Reproduce exactly the lines from the one containing "Extract the structured" through the last line of the records below, both included, and nothing else.
>> BEGIN Data shown
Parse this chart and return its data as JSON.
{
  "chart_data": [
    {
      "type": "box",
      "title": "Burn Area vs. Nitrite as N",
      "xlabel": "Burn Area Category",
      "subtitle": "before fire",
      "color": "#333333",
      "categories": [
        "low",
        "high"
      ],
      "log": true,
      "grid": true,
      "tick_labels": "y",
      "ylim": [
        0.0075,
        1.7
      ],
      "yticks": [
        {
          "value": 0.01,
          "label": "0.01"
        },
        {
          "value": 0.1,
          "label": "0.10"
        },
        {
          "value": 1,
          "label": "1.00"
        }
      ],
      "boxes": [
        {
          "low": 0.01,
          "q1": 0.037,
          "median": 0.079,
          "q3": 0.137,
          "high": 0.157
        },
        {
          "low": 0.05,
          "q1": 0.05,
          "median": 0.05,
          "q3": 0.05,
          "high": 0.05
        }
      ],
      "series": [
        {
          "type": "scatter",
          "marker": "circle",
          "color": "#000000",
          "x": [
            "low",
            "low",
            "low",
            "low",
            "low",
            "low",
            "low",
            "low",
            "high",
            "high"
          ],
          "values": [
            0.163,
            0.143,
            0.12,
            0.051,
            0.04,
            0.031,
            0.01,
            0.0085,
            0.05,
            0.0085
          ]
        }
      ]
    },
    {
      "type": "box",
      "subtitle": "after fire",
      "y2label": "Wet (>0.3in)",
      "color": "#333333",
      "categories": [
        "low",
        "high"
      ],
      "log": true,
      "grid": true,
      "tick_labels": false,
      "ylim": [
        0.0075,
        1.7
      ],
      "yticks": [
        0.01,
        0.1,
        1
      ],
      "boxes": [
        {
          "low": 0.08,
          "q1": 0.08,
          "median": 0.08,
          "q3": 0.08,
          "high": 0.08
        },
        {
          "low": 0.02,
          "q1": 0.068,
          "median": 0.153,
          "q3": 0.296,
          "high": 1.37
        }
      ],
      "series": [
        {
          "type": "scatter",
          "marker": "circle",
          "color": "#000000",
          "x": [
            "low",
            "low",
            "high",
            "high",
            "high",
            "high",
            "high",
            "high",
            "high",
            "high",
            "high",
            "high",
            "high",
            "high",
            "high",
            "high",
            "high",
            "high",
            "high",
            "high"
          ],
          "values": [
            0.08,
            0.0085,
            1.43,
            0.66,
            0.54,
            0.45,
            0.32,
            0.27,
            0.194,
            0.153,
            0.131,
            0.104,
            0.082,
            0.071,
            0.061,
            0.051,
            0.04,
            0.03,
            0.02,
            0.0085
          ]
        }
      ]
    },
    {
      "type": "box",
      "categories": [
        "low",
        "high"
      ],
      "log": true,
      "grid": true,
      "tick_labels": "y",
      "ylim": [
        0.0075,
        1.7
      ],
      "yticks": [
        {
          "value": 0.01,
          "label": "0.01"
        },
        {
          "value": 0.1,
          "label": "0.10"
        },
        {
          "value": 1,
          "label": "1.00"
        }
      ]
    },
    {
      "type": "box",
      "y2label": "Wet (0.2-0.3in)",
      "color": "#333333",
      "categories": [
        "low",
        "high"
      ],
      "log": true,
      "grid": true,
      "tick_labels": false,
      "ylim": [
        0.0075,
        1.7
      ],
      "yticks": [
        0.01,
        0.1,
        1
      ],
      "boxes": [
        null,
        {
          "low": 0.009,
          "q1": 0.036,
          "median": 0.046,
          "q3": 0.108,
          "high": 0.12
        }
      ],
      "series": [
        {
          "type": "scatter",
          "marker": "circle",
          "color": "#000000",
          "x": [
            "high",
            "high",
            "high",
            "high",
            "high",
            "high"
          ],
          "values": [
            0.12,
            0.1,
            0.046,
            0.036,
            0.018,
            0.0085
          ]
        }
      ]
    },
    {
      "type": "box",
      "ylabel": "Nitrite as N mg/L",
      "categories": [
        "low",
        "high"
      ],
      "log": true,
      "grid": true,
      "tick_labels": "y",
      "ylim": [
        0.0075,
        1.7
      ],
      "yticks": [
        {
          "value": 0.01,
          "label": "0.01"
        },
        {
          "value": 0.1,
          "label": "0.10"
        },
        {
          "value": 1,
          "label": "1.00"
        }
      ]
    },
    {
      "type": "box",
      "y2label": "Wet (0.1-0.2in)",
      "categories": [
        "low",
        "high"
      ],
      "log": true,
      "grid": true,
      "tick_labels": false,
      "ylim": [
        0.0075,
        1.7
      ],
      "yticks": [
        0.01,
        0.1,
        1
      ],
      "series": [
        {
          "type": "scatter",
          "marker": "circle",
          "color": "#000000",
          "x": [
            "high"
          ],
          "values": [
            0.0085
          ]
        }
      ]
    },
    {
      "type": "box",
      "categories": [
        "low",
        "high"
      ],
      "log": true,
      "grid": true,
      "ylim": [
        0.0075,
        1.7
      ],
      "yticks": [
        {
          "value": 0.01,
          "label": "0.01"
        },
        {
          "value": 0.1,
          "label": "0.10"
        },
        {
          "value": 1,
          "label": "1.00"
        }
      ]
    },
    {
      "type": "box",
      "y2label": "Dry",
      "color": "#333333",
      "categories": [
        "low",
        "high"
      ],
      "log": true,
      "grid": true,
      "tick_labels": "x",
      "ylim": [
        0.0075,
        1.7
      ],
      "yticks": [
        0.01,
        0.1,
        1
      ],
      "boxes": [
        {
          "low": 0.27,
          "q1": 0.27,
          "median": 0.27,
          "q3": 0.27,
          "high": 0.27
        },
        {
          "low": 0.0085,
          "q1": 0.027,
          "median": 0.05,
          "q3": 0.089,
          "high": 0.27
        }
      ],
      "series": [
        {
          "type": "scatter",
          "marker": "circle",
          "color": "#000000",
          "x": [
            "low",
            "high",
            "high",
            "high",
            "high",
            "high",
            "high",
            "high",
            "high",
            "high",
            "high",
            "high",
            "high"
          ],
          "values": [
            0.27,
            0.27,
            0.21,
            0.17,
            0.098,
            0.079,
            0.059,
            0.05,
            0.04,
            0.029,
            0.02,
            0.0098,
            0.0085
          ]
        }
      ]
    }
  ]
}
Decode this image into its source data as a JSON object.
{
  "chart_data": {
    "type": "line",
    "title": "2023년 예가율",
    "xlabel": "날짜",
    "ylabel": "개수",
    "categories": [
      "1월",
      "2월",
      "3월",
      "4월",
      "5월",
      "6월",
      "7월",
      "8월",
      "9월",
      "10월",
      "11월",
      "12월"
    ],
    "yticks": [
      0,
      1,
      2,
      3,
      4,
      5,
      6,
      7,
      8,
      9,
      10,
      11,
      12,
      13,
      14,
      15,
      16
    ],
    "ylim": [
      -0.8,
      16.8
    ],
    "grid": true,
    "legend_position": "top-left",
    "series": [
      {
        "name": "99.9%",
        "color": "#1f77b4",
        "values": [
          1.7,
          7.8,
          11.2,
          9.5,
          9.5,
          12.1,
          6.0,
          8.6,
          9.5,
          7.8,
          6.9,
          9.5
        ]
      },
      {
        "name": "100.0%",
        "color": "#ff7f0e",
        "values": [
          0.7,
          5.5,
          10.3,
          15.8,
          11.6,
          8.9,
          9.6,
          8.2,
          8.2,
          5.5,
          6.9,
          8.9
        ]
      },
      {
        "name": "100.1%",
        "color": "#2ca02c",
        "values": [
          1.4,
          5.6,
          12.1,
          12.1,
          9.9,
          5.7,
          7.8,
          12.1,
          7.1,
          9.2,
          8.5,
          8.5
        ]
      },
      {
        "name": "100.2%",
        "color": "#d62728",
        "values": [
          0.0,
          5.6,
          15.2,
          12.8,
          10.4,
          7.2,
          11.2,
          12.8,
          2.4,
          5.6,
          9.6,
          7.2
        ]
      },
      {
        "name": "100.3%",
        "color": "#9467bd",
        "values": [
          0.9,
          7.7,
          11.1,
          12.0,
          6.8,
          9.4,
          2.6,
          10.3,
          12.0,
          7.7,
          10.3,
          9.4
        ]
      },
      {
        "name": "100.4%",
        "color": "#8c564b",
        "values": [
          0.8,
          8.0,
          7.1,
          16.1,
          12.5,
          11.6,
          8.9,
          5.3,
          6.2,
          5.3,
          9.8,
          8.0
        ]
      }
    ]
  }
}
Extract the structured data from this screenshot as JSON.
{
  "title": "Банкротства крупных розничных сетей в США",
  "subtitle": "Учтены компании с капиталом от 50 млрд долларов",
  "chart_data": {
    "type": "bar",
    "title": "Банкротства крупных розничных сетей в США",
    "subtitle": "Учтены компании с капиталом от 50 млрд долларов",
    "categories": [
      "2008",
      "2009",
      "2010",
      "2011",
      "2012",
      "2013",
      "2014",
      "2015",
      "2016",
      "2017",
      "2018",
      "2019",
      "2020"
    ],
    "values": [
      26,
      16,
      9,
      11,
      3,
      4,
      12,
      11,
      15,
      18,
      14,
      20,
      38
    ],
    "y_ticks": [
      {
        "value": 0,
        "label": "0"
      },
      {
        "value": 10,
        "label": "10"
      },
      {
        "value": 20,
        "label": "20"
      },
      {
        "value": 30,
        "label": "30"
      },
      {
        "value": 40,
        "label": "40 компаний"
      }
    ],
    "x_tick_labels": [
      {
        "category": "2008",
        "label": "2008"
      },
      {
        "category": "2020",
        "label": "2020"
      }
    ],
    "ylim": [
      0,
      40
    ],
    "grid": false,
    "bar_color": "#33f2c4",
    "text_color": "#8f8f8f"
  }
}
>> END Data shown
> Written response:
Extract the structured data from this screenshot as JSON.
{
  "title": "Банкротства крупных розничных сетей в США",
  "subtitle": "Учтены компании с капиталом от 50 млрд долларов",
  "chart_data": {
    "type": "bar",
    "title": "Банкротства крупных розничных сетей в США",
    "subtitle": "Учтены компании с капиталом от 50 млрд долларов",
    "categories": [
      "2008",
      "2009",
      "2010",
      "2011",
      "2012",
      "2013",
      "2014",
      "2015",
      "2016",
      "2017",
      "2018",
      "2019",
      "2020"
    ],
    "values": [
      26,
      16,
      9,
      11,
      3,
      4,
      12,
      11,
      15,
      18,
      14,
      20,
      38
    ],
    "y_ticks": [
      {
        "value": 0,
        "label": "0"
      },
      {
        "value": 10,
        "label": "10"
      },
      {
        "value": 20,
        "label": "20"
      },
      {
        "value": 30,
        "label": "30"
      },
      {
        "value": 40,
        "label": "40 компаний"
      }
    ],
    "x_tick_labels": [
      {
        "category": "2008",
        "label": "2008"
      },
      {
        "category": "2020",
        "label": "2020"
      }
    ],
    "ylim": [
      0,
      40
    ],
    "grid": false,
    "bar_color": "#33f2c4",
    "text_color": "#8f8f8f"
  }
}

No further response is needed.